Records from a data source:
··········

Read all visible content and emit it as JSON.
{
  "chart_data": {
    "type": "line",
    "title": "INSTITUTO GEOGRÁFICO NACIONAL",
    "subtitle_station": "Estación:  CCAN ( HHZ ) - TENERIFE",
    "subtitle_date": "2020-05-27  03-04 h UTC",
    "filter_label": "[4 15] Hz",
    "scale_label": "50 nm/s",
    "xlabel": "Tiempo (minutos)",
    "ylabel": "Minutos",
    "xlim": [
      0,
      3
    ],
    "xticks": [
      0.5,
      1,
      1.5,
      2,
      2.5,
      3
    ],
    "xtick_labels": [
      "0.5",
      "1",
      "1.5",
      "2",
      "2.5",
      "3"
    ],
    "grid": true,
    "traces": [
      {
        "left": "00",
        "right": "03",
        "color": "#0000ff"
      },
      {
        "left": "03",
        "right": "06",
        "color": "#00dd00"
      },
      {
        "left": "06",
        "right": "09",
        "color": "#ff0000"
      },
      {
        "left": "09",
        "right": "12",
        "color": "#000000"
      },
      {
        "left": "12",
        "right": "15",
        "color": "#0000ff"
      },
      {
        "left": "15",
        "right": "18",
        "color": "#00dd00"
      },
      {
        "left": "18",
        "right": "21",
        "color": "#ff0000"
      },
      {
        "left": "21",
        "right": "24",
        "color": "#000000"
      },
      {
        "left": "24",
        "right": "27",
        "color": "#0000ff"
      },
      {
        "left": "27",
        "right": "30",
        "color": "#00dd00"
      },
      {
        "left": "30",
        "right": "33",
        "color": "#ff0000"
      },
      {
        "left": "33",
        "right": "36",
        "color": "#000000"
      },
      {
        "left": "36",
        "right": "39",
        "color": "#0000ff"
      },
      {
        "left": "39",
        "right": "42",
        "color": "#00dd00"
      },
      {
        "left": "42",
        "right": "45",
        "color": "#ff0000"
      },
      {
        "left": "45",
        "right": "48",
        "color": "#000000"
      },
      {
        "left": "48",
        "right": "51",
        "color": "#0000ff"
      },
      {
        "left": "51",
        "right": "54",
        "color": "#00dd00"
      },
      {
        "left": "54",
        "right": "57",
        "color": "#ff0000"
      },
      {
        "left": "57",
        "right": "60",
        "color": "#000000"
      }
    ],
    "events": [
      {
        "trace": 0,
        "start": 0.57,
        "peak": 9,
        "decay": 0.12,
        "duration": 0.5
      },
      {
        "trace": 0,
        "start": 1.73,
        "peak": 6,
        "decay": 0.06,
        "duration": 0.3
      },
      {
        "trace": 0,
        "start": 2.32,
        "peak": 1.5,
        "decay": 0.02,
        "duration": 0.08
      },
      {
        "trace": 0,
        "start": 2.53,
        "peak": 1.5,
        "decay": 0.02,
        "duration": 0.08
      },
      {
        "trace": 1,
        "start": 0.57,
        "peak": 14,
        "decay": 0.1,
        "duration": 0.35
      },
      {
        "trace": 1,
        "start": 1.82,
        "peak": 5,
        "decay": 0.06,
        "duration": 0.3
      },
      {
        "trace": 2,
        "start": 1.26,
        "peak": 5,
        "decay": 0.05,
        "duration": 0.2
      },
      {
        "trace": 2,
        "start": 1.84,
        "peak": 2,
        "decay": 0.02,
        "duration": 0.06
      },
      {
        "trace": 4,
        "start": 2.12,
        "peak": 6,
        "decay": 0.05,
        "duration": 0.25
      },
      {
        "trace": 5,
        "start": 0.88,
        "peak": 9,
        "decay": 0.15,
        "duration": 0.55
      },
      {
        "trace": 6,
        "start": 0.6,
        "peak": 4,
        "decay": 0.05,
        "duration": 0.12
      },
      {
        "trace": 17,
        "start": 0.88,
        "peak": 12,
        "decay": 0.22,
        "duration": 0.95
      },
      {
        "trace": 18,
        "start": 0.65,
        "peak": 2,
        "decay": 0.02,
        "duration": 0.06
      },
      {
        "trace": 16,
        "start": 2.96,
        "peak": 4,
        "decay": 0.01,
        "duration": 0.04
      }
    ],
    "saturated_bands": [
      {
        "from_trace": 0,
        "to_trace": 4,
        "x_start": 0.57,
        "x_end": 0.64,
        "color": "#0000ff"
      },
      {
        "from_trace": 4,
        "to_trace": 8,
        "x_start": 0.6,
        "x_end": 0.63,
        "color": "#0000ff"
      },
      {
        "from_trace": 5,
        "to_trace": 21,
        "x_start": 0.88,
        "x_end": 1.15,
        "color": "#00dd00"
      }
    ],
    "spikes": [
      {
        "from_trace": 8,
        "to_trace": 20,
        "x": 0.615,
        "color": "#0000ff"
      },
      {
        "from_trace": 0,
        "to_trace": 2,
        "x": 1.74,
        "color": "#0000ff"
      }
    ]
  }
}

··········

The records above should be duplicated in full, exactly as given.

#### Exercise solution
Read all visible content and emit it as JSON.
{
  "chart_data": {
    "type": "line",
    "title": "INSTITUTO GEOGRÁFICO NACIONAL",
    "subtitle_station": "Estación:  CCAN ( HHZ ) - TENERIFE",
    "subtitle_date": "2020-05-27  03-04 h UTC",
    "filter_label": "[4 15] Hz",
    "scale_label": "50 nm/s",
    "xlabel": "Tiempo (minutos)",
    "ylabel": "Minutos",
    "xlim": [
      0,
      3
    ],
    "xticks": [
      0.5,
      1,
      1.5,
      2,
      2.5,
      3
    ],
    "xtick_labels": [
      "0.5",
      "1",
      "1.5",
      "2",
      "2.5",
      "3"
    ],
    "grid": true,
    "traces": [
      {
        "left": "00",
        "right": "03",
        "color": "#0000ff"
      },
      {
        "left": "03",
        "right": "06",
        "color": "#00dd00"
      },
      {
        "left": "06",
        "right": "09",
        "color": "#ff0000"
      },
      {
        "left": "09",
        "right": "12",
        "color": "#000000"
      },
      {
        "left": "12",
        "right": "15",
        "color": "#0000ff"
      },
      {
        "left": "15",
        "right": "18",
        "color": "#00dd00"
      },
      {
        "left": "18",
        "right": "21",
        "color": "#ff0000"
      },
      {
        "left": "21",
        "right": "24",
        "color": "#000000"
      },
      {
        "left": "24",
        "right": "27",
        "color": "#0000ff"
      },
      {
        "left": "27",
        "right": "30",
        "color": "#00dd00"
      },
      {
        "left": "30",
        "right": "33",
        "color": "#ff0000"
      },
      {
        "left": "33",
        "right": "36",
        "color": "#000000"
      },
      {
        "left": "36",
        "right": "39",
        "color": "#0000ff"
      },
      {
        "left": "39",
        "right": "42",
        "color": "#00dd00"
      },
      {
        "left": "42",
        "right": "45",
        "color": "#ff0000"
      },
      {
        "left": "45",
        "right": "48",
        "color": "#000000"
      },
      {
        "left": "48",
        "right": "51",
        "color": "#0000ff"
      },
      {
        "left": "51",
        "right": "54",
        "color": "#00dd00"
      },
      {
        "left": "54",
        "right": "57",
        "color": "#ff0000"
      },
      {
        "left": "57",
        "right": "60",
        "color": "#000000"
      }
    ],
    "events": [
      {
        "trace": 0,
        "start": 0.57,
        "peak": 9,
        "decay": 0.12,
        "duration": 0.5
      },
      {
        "trace": 0,
        "start": 1.73,
        "peak": 6,
        "decay": 0.06,
        "duration": 0.3
      },
      {
        "trace": 0,
        "start": 2.32,
        "peak": 1.5,
        "decay": 0.02,
        "duration": 0.08
      },
      {
        "trace": 0,
        "start": 2.53,
        "peak": 1.5,
        "decay": 0.02,
        "duration": 0.08
      },
      {
        "trace": 1,
        "start": 0.57,
        "peak": 14,
        "decay": 0.1,
        "duration": 0.35
      },
      {
        "trace": 1,
        "start": 1.82,
        "peak": 5,
        "decay": 0.06,
        "duration": 0.3
      },
      {
        "trace": 2,
        "start": 1.26,
        "peak": 5,
        "decay": 0.05,
        "duration": 0.2
      },
      {
        "trace": 2,
        "start": 1.84,
        "peak": 2,
        "decay": 0.02,
        "duration": 0.06
      },
      {
        "trace": 4,
        "start": 2.12,
        "peak": 6,
        "decay": 0.05,
        "duration": 0.25
      },
      {
        "trace": 5,
        "start": 0.88,
        "peak": 9,
        "decay": 0.15,
        "duration": 0.55
      },
      {
        "trace": 6,
        "start": 0.6,
        "peak": 4,
        "decay": 0.05,
        "duration": 0.12
      },
      {
        "trace": 17,
        "start": 0.88,
        "peak": 12,
        "decay": 0.22,
        "duration": 0.95
      },
      {
        "trace": 18,
        "start": 0.65,
        "peak": 2,
        "decay": 0.02,
        "duration": 0.06
      },
      {
        "trace": 16,
        "start": 2.96,
        "peak": 4,
        "decay": 0.01,
        "duration": 0.04
      }
    ],
    "saturated_bands": [
      {
        "from_trace": 0,
        "to_trace": 4,
        "x_start": 0.57,
        "x_end": 0.64,
        "color": "#0000ff"
      },
      {
        "from_trace": 4,
        "to_trace": 8,
        "x_start": 0.6,
        "x_end": 0.63,
        "color": "#0000ff"
      },
      {
        "from_trace": 5,
        "to_trace": 21,
        "x_start": 0.88,
        "x_end": 1.15,
        "color": "#00dd00"
      }
    ],
    "spikes": [
      {
        "from_trace": 8,
        "to_trace": 20,
        "x": 0.615,
        "color": "#0000ff"
      },
      {
        "from_trace": 0,
        "to_trace": 2,
        "x": 1.74,
        "color": "#0000ff"
      }
    ]
  }
}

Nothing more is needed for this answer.